EXERCISE DIRECTIONS:
Below are some entries. Copy each line that holds the string "analyzes".
** Begin RECORD SET **
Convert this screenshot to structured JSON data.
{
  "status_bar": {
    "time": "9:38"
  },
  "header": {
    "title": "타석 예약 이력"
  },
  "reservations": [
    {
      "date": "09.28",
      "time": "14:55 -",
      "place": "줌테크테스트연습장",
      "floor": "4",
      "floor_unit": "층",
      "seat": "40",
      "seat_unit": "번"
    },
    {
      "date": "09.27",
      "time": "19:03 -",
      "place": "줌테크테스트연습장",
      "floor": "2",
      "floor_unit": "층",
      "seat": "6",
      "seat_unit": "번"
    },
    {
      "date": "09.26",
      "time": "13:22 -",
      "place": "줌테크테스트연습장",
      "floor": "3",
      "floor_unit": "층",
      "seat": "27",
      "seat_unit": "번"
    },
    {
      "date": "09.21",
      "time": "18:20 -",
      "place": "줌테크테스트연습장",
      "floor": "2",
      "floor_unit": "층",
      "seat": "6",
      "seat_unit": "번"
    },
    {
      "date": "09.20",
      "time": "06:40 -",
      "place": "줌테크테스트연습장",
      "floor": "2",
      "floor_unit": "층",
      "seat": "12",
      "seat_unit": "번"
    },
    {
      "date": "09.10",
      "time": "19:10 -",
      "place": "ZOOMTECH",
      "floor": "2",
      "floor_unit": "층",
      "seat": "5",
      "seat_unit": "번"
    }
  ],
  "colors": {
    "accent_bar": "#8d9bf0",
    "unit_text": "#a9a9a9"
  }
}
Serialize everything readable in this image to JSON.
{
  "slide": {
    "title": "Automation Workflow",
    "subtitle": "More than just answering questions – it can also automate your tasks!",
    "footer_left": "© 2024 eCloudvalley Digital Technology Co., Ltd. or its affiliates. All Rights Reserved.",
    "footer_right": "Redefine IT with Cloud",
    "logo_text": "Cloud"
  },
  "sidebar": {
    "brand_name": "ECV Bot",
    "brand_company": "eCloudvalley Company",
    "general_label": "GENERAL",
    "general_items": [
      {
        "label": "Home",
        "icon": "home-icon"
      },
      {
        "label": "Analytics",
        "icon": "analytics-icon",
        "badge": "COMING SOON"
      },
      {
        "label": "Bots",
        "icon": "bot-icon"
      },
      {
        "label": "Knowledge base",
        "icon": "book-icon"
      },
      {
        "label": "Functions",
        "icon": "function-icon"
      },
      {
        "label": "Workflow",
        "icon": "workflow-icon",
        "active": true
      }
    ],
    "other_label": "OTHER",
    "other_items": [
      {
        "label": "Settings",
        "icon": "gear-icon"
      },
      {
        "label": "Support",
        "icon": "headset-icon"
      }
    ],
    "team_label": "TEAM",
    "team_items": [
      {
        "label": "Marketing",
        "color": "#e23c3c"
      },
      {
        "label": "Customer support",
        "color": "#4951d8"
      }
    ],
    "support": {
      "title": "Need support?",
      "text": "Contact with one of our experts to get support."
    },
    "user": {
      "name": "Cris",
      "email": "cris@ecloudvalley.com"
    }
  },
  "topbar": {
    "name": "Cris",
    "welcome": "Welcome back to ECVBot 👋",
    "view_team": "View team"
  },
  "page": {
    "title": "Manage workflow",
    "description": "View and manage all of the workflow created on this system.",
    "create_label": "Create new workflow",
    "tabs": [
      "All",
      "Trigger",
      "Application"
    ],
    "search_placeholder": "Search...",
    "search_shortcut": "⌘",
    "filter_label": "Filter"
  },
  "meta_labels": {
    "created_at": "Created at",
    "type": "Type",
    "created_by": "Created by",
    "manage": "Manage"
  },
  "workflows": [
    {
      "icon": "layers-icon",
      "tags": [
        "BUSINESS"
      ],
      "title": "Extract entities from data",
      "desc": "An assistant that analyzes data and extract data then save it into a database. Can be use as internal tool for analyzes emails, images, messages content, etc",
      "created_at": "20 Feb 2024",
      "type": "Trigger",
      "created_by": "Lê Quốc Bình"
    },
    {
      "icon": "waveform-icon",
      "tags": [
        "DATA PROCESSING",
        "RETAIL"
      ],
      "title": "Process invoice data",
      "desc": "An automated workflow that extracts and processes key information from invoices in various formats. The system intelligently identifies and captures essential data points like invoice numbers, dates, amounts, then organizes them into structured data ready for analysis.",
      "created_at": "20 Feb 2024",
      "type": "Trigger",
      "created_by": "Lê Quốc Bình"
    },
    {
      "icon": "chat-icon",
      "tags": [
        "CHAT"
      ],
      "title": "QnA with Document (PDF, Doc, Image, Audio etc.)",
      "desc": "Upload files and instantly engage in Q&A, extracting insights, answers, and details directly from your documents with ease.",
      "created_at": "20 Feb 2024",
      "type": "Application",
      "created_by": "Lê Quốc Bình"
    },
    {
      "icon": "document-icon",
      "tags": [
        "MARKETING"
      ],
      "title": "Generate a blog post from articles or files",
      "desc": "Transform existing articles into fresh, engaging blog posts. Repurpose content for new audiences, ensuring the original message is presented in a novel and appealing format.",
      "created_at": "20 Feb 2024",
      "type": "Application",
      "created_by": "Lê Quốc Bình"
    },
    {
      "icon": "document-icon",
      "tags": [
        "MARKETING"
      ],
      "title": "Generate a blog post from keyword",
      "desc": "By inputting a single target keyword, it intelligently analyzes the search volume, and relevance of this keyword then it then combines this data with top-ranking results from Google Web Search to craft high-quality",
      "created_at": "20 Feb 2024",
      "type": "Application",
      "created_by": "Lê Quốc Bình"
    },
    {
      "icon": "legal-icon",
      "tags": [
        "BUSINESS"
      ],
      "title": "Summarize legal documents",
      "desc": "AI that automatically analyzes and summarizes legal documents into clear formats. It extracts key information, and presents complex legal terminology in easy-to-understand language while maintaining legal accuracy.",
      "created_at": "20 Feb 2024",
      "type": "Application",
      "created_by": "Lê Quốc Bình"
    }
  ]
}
** End RECORD SET **
SOLVED EXERCISE:
      "desc": "An assistant that analyzes data and extract data then save it into a database. Can be use as internal tool for analyzes emails, images, messages content, etc",
      "desc": "By inputting a single target keyword, it intelligently analyzes the search volume, and relevance of this keyword then it then combines this data with top-ranking results from Google Web Search to craft high-quality",
      "desc": "AI that automatically analyzes and summarizes legal documents into clear formats. It extracts key information, and presents complex legal terminology in easy-to-understand language while maintaining legal accuracy.",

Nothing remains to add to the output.